/---

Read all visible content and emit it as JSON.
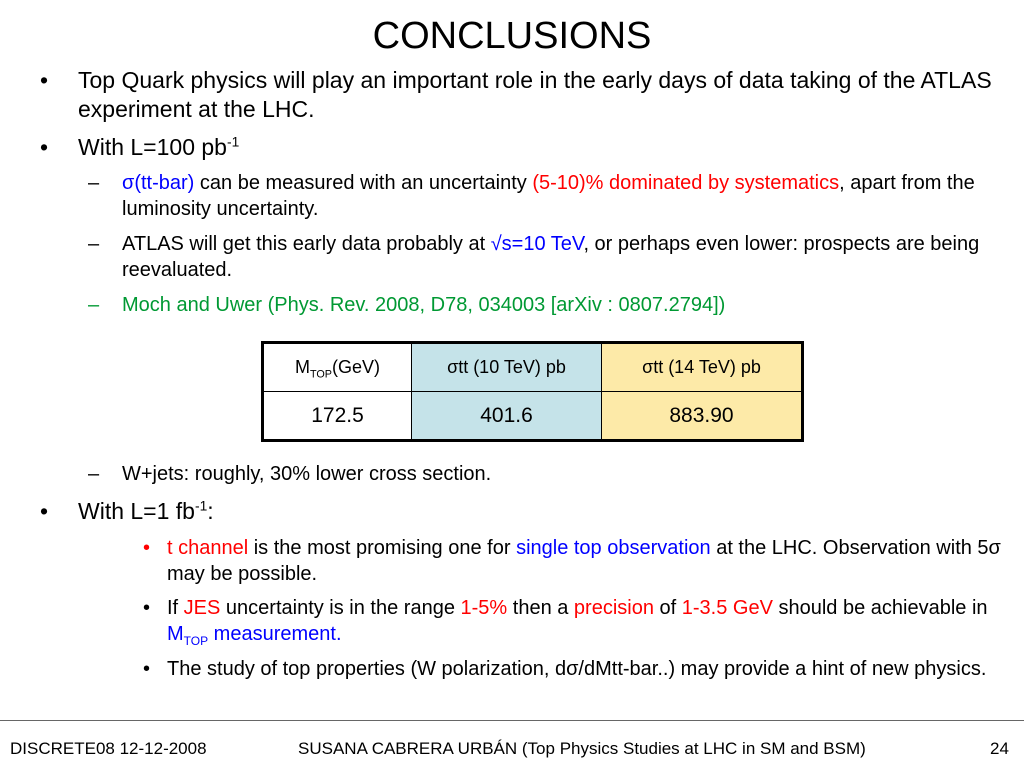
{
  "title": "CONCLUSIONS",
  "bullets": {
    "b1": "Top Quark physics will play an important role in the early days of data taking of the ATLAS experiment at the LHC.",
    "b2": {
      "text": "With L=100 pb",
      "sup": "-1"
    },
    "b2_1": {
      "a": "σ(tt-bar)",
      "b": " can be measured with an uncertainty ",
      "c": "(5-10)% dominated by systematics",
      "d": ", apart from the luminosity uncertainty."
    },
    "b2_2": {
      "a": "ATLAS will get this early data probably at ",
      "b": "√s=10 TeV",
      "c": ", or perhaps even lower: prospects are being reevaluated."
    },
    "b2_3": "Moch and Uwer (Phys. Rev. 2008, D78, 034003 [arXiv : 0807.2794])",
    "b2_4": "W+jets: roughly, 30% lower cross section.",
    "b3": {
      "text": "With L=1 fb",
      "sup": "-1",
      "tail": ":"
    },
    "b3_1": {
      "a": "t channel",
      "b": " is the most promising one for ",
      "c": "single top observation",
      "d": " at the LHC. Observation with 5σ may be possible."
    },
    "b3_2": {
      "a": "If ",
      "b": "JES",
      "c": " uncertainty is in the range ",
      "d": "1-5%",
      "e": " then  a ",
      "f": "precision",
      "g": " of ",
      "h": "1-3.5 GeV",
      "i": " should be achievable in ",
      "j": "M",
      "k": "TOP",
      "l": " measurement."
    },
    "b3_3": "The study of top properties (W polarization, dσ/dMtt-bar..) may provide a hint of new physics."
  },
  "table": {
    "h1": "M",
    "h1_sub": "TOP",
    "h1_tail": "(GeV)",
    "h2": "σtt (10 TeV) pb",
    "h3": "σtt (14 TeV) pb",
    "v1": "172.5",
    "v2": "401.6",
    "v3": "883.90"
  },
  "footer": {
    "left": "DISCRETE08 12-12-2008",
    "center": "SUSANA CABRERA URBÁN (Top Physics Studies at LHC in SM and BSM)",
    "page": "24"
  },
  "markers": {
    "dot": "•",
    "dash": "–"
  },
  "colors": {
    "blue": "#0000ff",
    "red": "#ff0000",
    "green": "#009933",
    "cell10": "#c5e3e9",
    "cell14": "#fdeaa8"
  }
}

\---

WORK REQUIRED:
Quote the data above in full and without alteration; skip the pictures.

RESULT BELOW:
Read all visible content and emit it as JSON.
{
  "title": "CONCLUSIONS",
  "bullets": {
    "b1": "Top Quark physics will play an important role in the early days of data taking of the ATLAS experiment at the LHC.",
    "b2": {
      "text": "With L=100 pb",
      "sup": "-1"
    },
    "b2_1": {
      "a": "σ(tt-bar)",
      "b": " can be measured with an uncertainty ",
      "c": "(5-10)% dominated by systematics",
      "d": ", apart from the luminosity uncertainty."
    },
    "b2_2": {
      "a": "ATLAS will get this early data probably at ",
      "b": "√s=10 TeV",
      "c": ", or perhaps even lower: prospects are being reevaluated."
    },
    "b2_3": "Moch and Uwer (Phys. Rev. 2008, D78, 034003 [arXiv : 0807.2794])",
    "b2_4": "W+jets: roughly, 30% lower cross section.",
    "b3": {
      "text": "With L=1 fb",
      "sup": "-1",
      "tail": ":"
    },
    "b3_1": {
      "a": "t channel",
      "b": " is the most promising one for ",
      "c": "single top observation",
      "d": " at the LHC. Observation with 5σ may be possible."
    },
    "b3_2": {
      "a": "If ",
      "b": "JES",
      "c": " uncertainty is in the range ",
      "d": "1-5%",
      "e": " then  a ",
      "f": "precision",
      "g": " of ",
      "h": "1-3.5 GeV",
      "i": " should be achievable in ",
      "j": "M",
      "k": "TOP",
      "l": " measurement."
    },
    "b3_3": "The study of top properties (W polarization, dσ/dMtt-bar..) may provide a hint of new physics."
  },
  "table": {
    "h1": "M",
    "h1_sub": "TOP",
    "h1_tail": "(GeV)",
    "h2": "σtt (10 TeV) pb",
    "h3": "σtt (14 TeV) pb",
    "v1": "172.5",
    "v2": "401.6",
    "v3": "883.90"
  },
  "footer": {
    "left": "DISCRETE08 12-12-2008",
    "center": "SUSANA CABRERA URBÁN (Top Physics Studies at LHC in SM and BSM)",
    "page": "24"
  },
  "markers": {
    "dot": "•",
    "dash": "–"
  },
  "colors": {
    "blue": "#0000ff",
    "red": "#ff0000",
    "green": "#009933",
    "cell10": "#c5e3e9",
    "cell14": "#fdeaa8"
  }
}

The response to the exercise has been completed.